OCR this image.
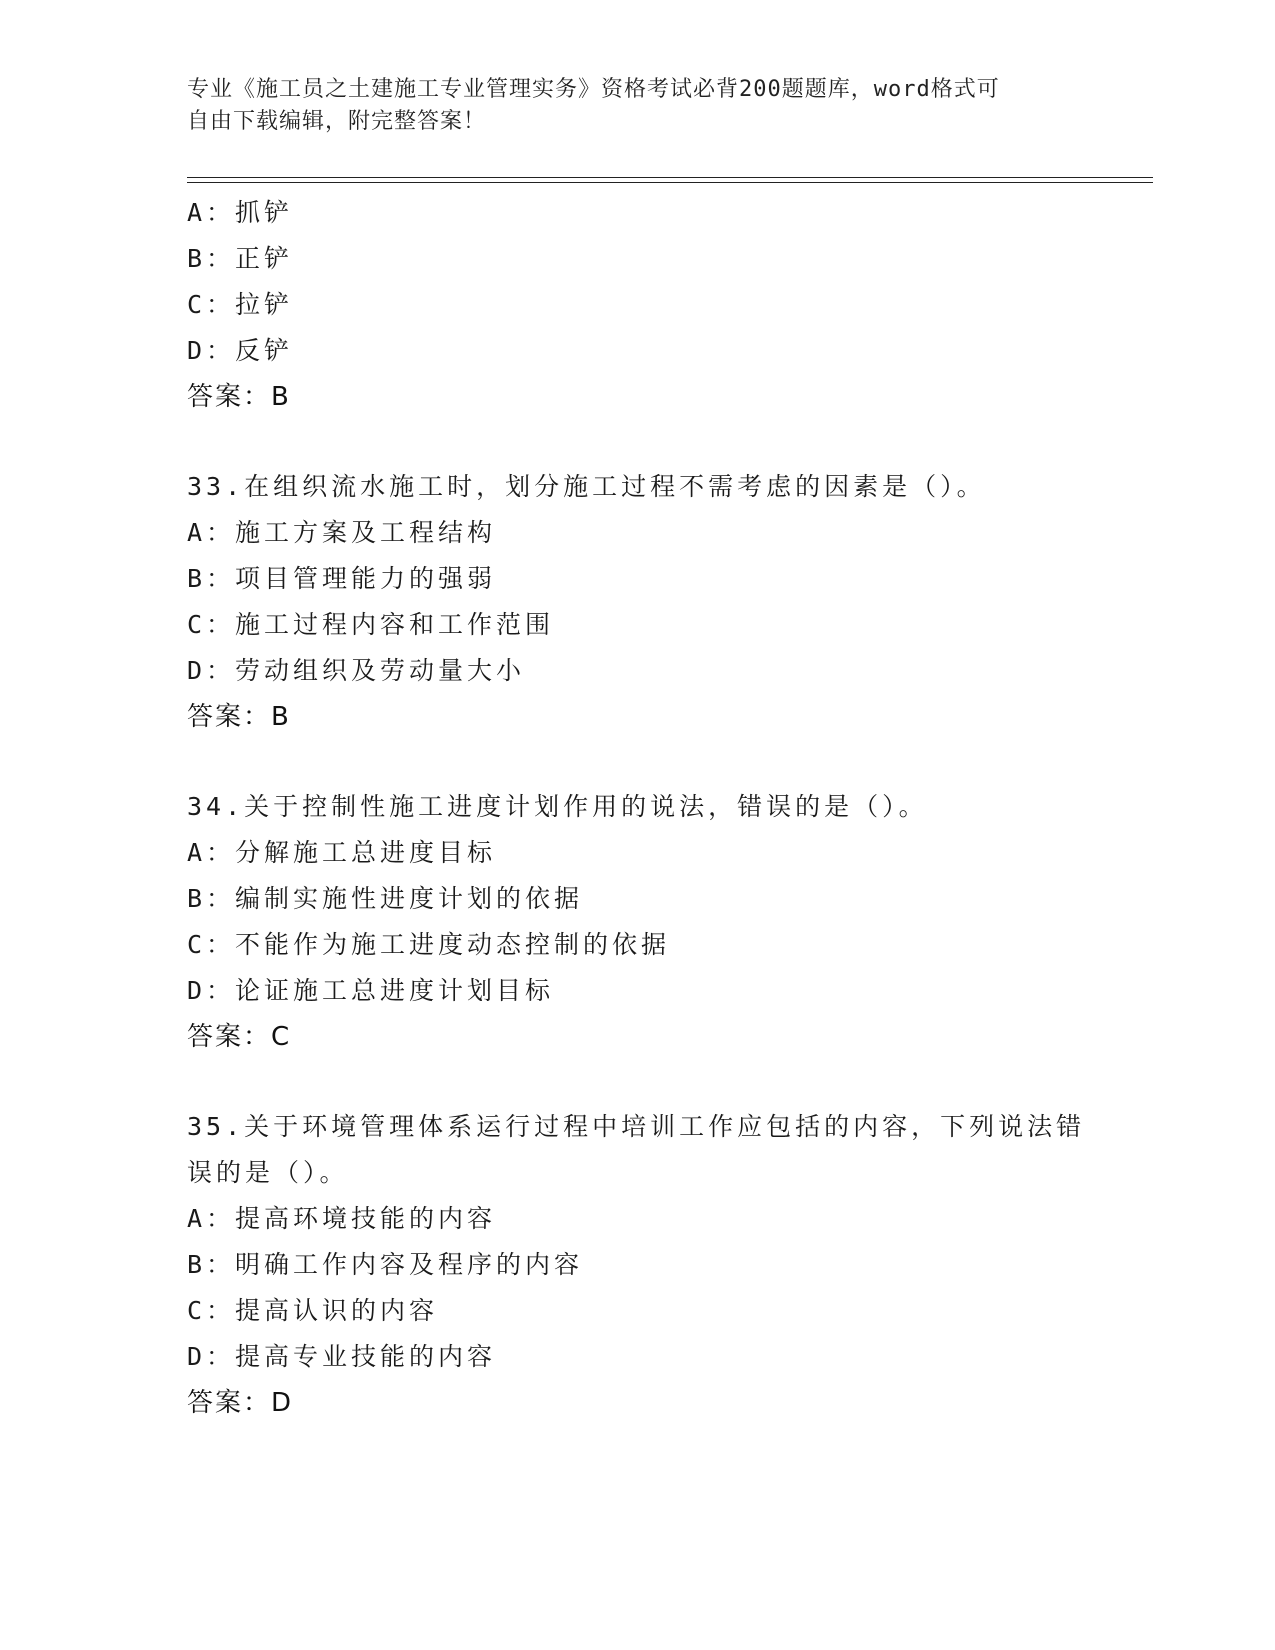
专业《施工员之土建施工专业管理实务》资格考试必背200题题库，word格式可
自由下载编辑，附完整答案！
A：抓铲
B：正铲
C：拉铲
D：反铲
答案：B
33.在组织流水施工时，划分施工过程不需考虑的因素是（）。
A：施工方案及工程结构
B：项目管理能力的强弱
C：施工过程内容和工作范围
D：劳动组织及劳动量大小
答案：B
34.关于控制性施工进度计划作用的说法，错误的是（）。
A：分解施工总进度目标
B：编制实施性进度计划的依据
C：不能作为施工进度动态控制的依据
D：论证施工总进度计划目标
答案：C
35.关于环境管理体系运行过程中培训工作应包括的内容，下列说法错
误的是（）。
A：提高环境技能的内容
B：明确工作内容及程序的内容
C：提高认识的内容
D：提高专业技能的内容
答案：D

§ **Problem requirements**
Write out the full listing verbatim, excluding its pictures.

§ **Reply**
OCR this image.
专业《施工员之土建施工专业管理实务》资格考试必背200题题库，word格式可
自由下载编辑，附完整答案！
A：抓铲
B：正铲
C：拉铲
D：反铲
答案：B
33.在组织流水施工时，划分施工过程不需考虑的因素是（）。
A：施工方案及工程结构
B：项目管理能力的强弱
C：施工过程内容和工作范围
D：劳动组织及劳动量大小
答案：B
34.关于控制性施工进度计划作用的说法，错误的是（）。
A：分解施工总进度目标
B：编制实施性进度计划的依据
C：不能作为施工进度动态控制的依据
D：论证施工总进度计划目标
答案：C
35.关于环境管理体系运行过程中培训工作应包括的内容，下列说法错
误的是（）。
A：提高环境技能的内容
B：明确工作内容及程序的内容
C：提高认识的内容
D：提高专业技能的内容
答案：D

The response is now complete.